Say how many lines in the data below contain the word "playback", and give no other text.

#### [TASK MATERIAL]
-=-=-=-=-
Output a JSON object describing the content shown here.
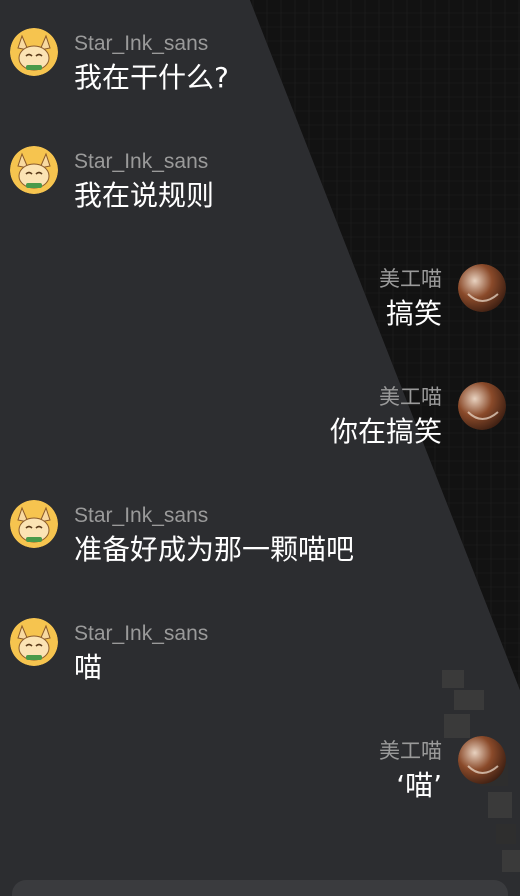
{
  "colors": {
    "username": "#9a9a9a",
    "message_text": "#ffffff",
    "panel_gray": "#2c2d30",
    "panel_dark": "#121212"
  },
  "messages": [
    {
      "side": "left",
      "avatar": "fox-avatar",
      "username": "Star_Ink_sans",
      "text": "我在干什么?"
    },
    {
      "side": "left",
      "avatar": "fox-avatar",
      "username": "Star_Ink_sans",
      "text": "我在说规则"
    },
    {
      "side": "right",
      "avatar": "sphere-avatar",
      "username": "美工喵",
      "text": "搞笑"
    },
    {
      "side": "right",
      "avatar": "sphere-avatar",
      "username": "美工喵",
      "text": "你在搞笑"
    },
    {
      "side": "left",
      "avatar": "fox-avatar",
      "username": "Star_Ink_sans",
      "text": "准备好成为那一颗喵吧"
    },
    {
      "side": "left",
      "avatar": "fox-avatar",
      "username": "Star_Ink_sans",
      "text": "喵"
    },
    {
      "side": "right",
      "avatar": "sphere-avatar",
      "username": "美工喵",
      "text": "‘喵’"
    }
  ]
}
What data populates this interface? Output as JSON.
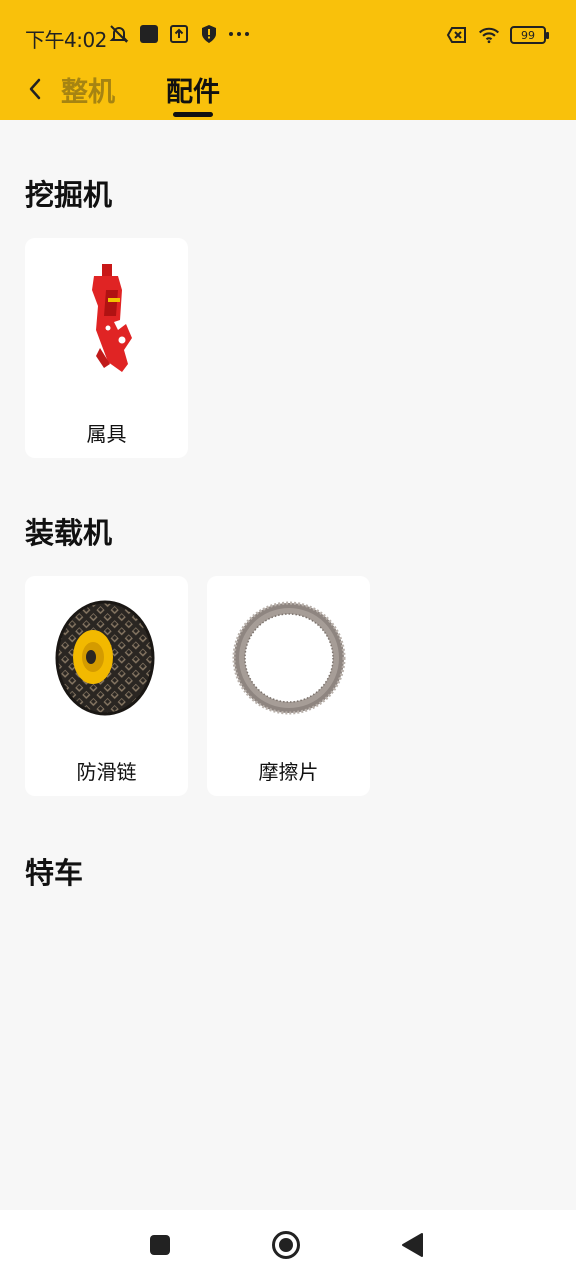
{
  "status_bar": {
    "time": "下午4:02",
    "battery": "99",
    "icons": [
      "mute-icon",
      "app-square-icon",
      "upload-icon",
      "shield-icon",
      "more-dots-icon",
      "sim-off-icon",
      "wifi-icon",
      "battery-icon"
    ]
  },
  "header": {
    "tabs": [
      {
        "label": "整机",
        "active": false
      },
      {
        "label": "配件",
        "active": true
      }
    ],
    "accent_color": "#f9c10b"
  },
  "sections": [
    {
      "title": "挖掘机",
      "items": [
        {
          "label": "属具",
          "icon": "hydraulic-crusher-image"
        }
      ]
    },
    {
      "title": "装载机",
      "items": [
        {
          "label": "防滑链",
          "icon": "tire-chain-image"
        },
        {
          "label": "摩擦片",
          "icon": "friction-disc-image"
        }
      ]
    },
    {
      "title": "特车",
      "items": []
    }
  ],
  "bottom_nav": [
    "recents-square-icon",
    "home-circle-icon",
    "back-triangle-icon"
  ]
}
-=-=-=-=-
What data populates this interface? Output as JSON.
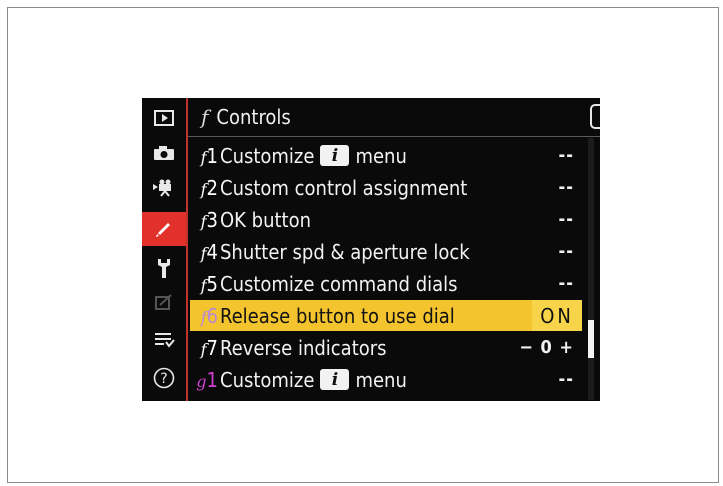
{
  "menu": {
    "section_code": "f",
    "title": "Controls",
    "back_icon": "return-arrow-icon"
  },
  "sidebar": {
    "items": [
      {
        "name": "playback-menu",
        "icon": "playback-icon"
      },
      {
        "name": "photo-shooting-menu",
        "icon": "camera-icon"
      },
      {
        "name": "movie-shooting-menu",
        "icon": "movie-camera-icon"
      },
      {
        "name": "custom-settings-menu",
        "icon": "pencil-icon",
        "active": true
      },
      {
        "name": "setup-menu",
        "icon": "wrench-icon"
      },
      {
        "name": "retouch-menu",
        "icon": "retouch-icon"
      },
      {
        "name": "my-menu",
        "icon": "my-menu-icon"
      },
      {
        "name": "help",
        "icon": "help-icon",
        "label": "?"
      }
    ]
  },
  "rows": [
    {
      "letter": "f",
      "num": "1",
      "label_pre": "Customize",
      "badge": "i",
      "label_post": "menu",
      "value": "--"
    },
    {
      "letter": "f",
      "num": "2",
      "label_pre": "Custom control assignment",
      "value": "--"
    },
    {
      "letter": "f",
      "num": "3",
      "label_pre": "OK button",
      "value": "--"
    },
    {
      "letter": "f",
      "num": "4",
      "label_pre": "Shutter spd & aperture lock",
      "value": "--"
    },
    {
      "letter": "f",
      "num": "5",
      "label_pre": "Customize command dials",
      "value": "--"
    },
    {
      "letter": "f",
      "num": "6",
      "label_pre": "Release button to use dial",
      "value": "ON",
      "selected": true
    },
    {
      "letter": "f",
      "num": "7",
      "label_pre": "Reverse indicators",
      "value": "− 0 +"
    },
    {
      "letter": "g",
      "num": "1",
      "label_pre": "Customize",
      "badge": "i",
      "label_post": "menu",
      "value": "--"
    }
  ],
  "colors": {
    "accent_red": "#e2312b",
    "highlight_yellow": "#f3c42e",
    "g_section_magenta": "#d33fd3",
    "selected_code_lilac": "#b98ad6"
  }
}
-=-=-=-=-
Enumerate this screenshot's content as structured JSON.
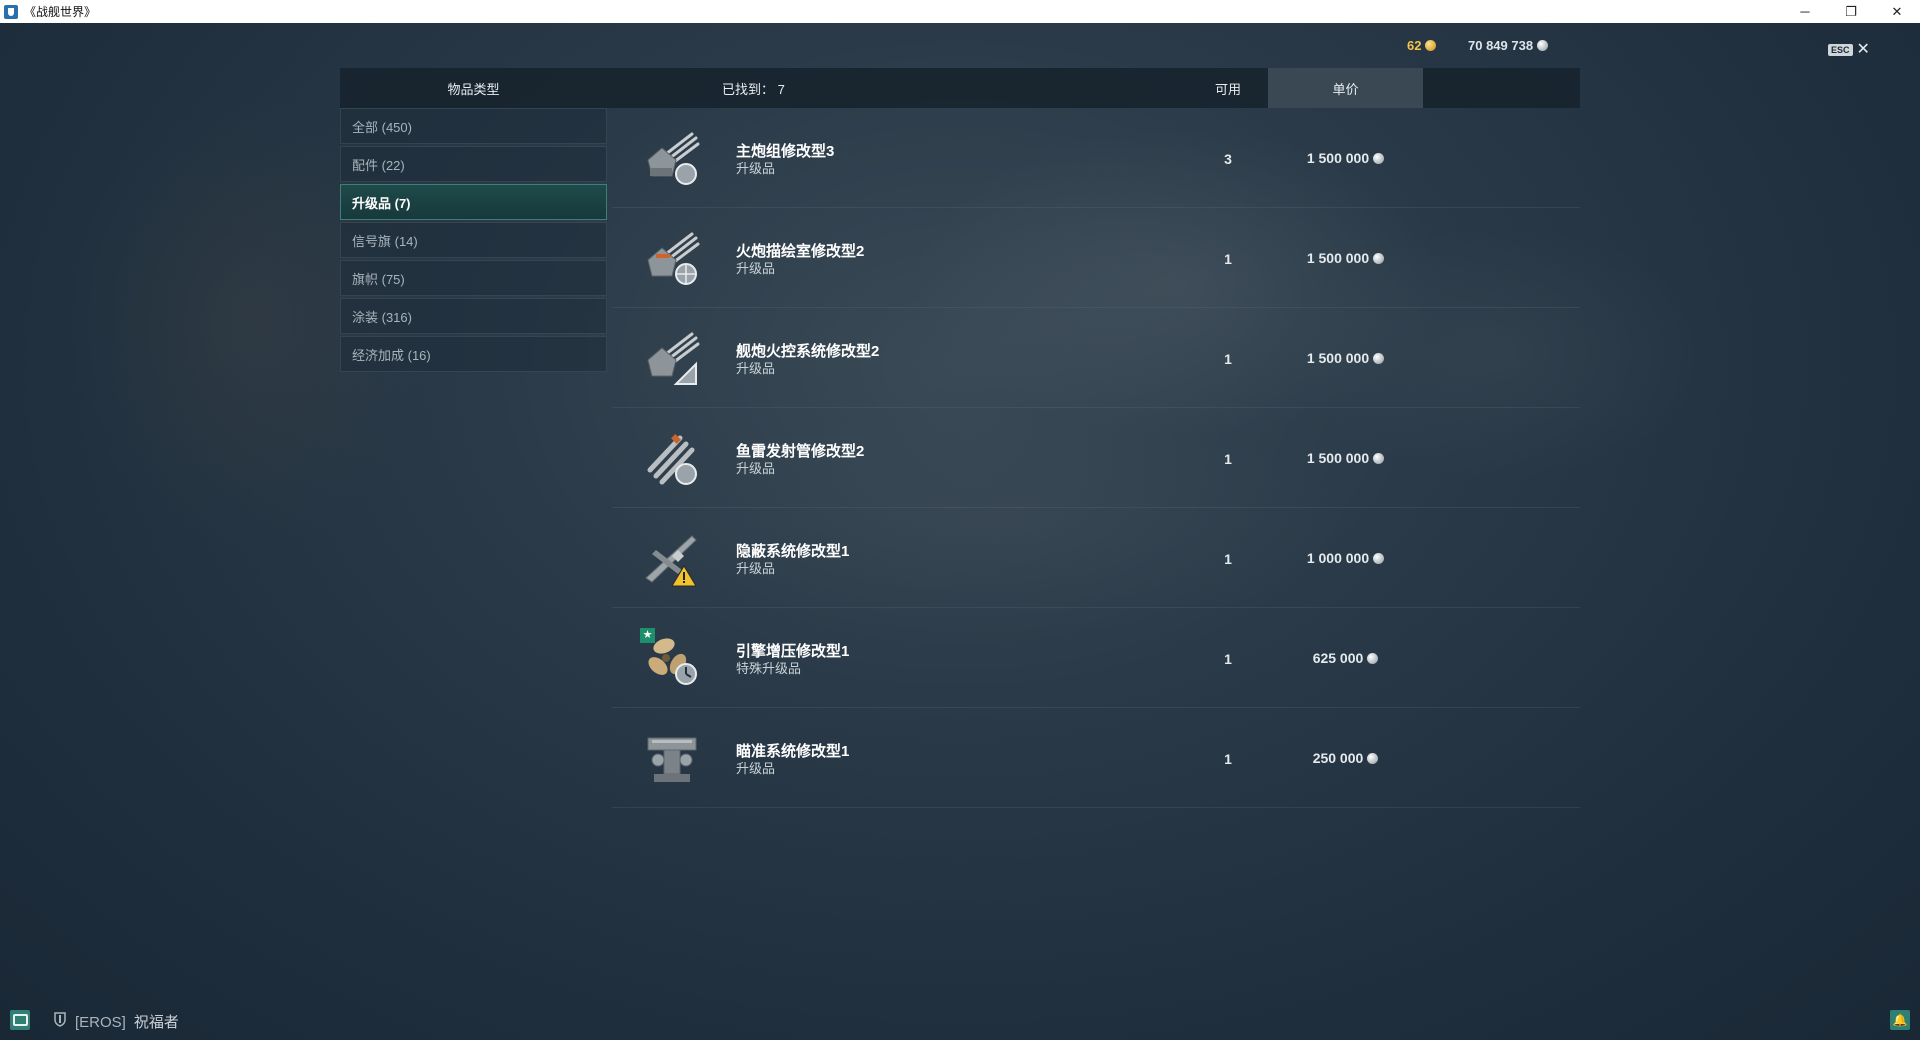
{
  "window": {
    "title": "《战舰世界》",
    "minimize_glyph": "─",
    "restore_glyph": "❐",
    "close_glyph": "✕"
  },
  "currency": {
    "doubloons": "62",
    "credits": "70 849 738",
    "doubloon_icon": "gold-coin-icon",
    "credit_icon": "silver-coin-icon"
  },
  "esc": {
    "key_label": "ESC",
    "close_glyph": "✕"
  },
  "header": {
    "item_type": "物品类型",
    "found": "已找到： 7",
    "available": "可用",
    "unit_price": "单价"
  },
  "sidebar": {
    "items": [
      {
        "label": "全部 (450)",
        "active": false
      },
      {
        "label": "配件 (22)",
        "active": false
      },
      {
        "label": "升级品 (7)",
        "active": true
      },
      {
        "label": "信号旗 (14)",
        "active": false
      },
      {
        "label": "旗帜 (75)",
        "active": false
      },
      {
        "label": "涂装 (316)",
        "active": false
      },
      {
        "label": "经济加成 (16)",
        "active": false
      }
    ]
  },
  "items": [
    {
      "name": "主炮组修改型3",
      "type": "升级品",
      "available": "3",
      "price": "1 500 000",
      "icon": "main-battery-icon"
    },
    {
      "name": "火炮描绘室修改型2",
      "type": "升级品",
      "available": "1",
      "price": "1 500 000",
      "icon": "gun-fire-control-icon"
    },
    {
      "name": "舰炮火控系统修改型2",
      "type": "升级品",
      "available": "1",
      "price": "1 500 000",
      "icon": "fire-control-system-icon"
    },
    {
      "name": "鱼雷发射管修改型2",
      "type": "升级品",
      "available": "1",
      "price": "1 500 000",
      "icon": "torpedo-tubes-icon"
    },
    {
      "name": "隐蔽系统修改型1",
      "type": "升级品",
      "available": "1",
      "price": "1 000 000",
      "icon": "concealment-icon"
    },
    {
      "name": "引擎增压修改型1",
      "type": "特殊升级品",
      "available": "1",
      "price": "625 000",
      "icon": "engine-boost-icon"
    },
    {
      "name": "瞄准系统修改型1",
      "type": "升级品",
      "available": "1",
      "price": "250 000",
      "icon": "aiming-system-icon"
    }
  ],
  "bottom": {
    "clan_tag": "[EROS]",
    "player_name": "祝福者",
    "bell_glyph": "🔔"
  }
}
-=-=-=-=-
#### [RESULT OF THIS EXERCISE]
2